_Task requirements_.
Gather all lines in the entries that include the word "JSON".

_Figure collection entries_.

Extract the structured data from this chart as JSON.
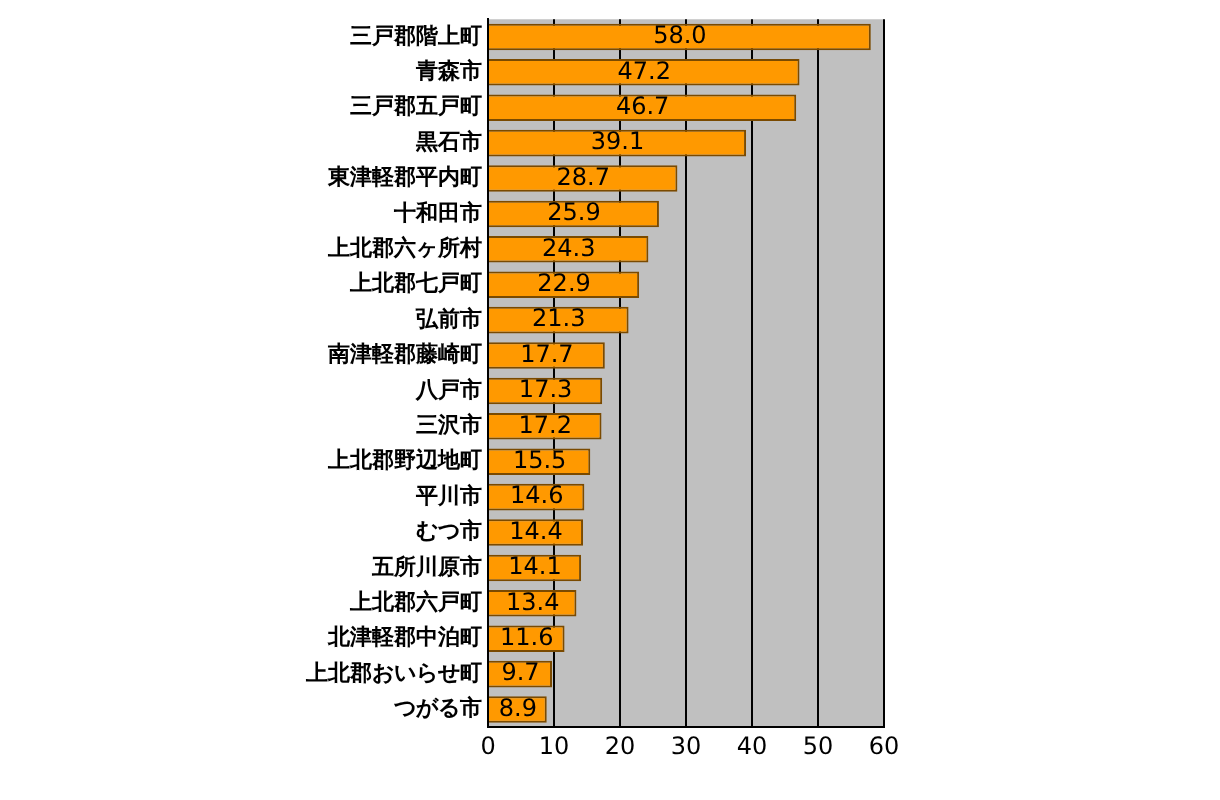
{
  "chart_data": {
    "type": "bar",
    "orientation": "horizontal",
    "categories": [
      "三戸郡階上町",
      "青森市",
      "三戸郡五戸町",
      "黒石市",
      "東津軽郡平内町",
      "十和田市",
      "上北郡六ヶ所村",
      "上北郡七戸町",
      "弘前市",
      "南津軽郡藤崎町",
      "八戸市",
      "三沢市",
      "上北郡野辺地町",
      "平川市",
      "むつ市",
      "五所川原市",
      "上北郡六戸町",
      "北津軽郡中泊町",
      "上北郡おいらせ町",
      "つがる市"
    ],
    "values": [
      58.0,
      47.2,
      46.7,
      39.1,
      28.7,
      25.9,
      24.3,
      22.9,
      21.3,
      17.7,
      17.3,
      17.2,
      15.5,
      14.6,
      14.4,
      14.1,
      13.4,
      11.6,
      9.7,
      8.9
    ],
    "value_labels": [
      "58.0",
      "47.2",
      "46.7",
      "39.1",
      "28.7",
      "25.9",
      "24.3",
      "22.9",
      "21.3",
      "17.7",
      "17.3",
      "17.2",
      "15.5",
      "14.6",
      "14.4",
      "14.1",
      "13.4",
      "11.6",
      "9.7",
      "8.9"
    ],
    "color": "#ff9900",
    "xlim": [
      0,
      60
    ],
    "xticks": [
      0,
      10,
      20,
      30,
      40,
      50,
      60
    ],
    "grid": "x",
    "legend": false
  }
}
---
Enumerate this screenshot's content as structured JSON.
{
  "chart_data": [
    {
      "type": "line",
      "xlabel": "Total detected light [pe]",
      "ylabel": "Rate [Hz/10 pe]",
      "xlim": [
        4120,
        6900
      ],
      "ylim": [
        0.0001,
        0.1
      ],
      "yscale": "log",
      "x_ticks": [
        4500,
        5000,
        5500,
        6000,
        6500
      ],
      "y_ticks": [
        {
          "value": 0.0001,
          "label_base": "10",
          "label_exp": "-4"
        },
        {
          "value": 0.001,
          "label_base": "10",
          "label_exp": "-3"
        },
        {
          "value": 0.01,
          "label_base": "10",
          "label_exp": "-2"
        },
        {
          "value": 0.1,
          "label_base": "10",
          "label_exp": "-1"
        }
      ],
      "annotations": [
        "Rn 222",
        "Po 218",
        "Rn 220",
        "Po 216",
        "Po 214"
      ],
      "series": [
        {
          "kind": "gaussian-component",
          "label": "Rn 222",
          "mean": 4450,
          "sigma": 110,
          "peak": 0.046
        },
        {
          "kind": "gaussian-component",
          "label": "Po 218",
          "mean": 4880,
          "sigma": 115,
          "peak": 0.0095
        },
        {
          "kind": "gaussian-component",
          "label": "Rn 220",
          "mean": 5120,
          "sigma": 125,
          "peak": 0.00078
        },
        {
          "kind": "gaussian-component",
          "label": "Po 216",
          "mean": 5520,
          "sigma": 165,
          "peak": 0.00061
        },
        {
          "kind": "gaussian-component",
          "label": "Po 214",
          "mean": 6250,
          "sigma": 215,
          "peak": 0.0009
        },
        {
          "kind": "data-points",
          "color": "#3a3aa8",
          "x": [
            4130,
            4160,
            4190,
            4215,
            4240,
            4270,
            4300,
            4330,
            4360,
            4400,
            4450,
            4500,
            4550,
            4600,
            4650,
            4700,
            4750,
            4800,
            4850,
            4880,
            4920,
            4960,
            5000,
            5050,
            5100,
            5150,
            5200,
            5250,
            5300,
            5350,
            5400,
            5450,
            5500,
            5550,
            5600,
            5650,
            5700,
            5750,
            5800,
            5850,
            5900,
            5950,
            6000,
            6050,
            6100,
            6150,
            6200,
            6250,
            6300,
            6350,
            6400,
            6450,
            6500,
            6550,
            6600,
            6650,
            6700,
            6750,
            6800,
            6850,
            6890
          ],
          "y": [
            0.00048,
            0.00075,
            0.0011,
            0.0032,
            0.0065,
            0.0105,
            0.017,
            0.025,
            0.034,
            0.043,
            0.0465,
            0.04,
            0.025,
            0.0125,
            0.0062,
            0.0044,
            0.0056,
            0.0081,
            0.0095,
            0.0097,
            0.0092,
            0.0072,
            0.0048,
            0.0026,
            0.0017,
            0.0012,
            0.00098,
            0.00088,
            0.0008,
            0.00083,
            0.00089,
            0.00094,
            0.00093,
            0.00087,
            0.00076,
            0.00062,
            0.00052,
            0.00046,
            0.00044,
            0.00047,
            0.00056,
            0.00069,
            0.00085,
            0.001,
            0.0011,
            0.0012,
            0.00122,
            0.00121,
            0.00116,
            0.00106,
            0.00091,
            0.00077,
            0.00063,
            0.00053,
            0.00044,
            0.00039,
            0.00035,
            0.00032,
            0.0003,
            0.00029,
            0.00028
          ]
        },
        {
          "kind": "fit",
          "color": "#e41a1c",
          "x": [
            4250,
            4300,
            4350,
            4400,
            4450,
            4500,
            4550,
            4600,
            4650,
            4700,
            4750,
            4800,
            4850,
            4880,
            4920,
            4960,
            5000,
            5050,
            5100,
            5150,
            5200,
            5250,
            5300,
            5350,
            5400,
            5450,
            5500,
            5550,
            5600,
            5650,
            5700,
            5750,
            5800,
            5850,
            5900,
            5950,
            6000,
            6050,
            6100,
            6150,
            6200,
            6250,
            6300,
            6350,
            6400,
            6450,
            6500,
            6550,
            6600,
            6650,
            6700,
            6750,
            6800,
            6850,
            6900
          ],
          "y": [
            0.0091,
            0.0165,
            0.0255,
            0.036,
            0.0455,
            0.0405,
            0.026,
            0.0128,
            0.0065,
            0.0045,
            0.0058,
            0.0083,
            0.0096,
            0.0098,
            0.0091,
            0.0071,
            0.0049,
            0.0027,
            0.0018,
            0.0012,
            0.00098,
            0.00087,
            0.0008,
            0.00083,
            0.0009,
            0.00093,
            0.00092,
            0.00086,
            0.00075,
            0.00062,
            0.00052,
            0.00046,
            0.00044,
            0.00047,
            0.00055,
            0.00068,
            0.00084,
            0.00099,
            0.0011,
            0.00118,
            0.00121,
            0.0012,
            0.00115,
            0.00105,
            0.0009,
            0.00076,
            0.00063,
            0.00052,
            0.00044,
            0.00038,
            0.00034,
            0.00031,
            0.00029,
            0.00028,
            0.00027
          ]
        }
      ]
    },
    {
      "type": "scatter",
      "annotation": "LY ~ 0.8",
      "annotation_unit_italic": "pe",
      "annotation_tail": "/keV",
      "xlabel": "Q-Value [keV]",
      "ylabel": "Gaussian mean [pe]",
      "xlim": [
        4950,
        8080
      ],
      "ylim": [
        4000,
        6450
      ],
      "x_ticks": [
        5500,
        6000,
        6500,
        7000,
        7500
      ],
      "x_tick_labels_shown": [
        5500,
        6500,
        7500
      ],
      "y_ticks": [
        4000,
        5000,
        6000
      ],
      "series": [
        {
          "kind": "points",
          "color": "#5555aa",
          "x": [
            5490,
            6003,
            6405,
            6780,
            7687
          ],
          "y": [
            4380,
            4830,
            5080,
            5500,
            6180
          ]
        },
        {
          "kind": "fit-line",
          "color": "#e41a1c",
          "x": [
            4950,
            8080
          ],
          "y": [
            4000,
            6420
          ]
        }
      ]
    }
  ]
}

_Task solution_.
Extract the structured data from this chart as JSON.
Enumerate this screenshot's content as structured JSON.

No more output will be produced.